----- Data for this exercise -----

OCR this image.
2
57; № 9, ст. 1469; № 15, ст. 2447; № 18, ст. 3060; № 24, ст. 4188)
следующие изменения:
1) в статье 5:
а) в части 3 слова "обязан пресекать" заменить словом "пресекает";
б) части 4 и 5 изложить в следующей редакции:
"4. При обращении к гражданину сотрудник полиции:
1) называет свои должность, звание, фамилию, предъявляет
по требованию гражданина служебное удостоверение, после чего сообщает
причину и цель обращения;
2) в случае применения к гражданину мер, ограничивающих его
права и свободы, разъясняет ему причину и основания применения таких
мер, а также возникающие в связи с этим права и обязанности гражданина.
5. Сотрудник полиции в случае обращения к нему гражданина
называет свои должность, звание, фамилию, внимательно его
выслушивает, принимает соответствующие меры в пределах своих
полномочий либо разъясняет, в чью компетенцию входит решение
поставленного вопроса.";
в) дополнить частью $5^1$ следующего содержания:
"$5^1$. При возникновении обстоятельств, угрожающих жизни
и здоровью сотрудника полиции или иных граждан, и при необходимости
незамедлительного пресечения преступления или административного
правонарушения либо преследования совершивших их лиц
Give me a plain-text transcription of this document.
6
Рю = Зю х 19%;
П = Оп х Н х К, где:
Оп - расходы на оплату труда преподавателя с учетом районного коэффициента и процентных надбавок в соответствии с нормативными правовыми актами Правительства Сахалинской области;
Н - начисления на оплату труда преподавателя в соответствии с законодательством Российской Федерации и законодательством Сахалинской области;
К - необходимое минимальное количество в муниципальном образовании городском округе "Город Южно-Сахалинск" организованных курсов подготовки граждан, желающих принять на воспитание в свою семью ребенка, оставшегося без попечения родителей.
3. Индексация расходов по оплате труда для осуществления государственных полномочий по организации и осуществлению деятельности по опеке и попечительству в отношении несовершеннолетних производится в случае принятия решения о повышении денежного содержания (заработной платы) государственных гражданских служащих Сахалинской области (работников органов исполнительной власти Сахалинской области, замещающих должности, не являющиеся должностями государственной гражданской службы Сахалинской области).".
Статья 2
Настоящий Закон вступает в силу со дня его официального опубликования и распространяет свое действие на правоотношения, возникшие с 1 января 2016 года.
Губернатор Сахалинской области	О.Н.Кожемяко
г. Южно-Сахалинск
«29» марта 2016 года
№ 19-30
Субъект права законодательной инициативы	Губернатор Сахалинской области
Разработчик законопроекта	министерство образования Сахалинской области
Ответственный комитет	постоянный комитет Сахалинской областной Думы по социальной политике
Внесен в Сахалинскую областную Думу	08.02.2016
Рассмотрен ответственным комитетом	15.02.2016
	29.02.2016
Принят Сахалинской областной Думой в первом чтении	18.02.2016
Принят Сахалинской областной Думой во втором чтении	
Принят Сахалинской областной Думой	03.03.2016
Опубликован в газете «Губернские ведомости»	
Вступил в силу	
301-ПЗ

-----

Work to complete =
Quote every line of the data, word for word.

Task result =
OCR this image.
2
57; № 9, ст. 1469; № 15, ст. 2447; № 18, ст. 3060; № 24, ст. 4188)
следующие изменения:
1) в статье 5:
а) в части 3 слова "обязан пресекать" заменить словом "пресекает";
б) части 4 и 5 изложить в следующей редакции:
"4. При обращении к гражданину сотрудник полиции:
1) называет свои должность, звание, фамилию, предъявляет
по требованию гражданина служебное удостоверение, после чего сообщает
причину и цель обращения;
2) в случае применения к гражданину мер, ограничивающих его
права и свободы, разъясняет ему причину и основания применения таких
мер, а также возникающие в связи с этим права и обязанности гражданина.
5. Сотрудник полиции в случае обращения к нему гражданина
называет свои должность, звание, фамилию, внимательно его
выслушивает, принимает соответствующие меры в пределах своих
полномочий либо разъясняет, в чью компетенцию входит решение
поставленного вопроса.";
в) дополнить частью $5^1$ следующего содержания:
"$5^1$. При возникновении обстоятельств, угрожающих жизни
и здоровью сотрудника полиции или иных граждан, и при необходимости
незамедлительного пресечения преступления или административного
правонарушения либо преследования совершивших их лиц
Give me a plain-text transcription of this document.
6
Рю = Зю х 19%;
П = Оп х Н х К, где:
Оп - расходы на оплату труда преподавателя с учетом районного коэффициента и процентных надбавок в соответствии с нормативными правовыми актами Правительства Сахалинской области;
Н - начисления на оплату труда преподавателя в соответствии с законодательством Российской Федерации и законодательством Сахалинской области;
К - необходимое минимальное количество в муниципальном образовании городском округе "Город Южно-Сахалинск" организованных курсов подготовки граждан, желающих принять на воспитание в свою семью ребенка, оставшегося без попечения родителей.
3. Индексация расходов по оплате труда для осуществления государственных полномочий по организации и осуществлению деятельности по опеке и попечительству в отношении несовершеннолетних производится в случае принятия решения о повышении денежного содержания (заработной платы) государственных гражданских служащих Сахалинской области (работников органов исполнительной власти Сахалинской области, замещающих должности, не являющиеся должностями государственной гражданской службы Сахалинской области).".
Статья 2
Настоящий Закон вступает в силу со дня его официального опубликования и распространяет свое действие на правоотношения, возникшие с 1 января 2016 года.
Губернатор Сахалинской области	О.Н.Кожемяко
г. Южно-Сахалинск
«29» марта 2016 года
№ 19-30
Субъект права законодательной инициативы	Губернатор Сахалинской области
Разработчик законопроекта	министерство образования Сахалинской области
Ответственный комитет	постоянный комитет Сахалинской областной Думы по социальной политике
Внесен в Сахалинскую областную Думу	08.02.2016
Рассмотрен ответственным комитетом	15.02.2016
	29.02.2016
Принят Сахалинской областной Думой в первом чтении	18.02.2016
Принят Сахалинской областной Думой во втором чтении	
Принят Сахалинской областной Думой	03.03.2016
Опубликован в газете «Губернские ведомости»	
Вступил в силу	
301-ПЗ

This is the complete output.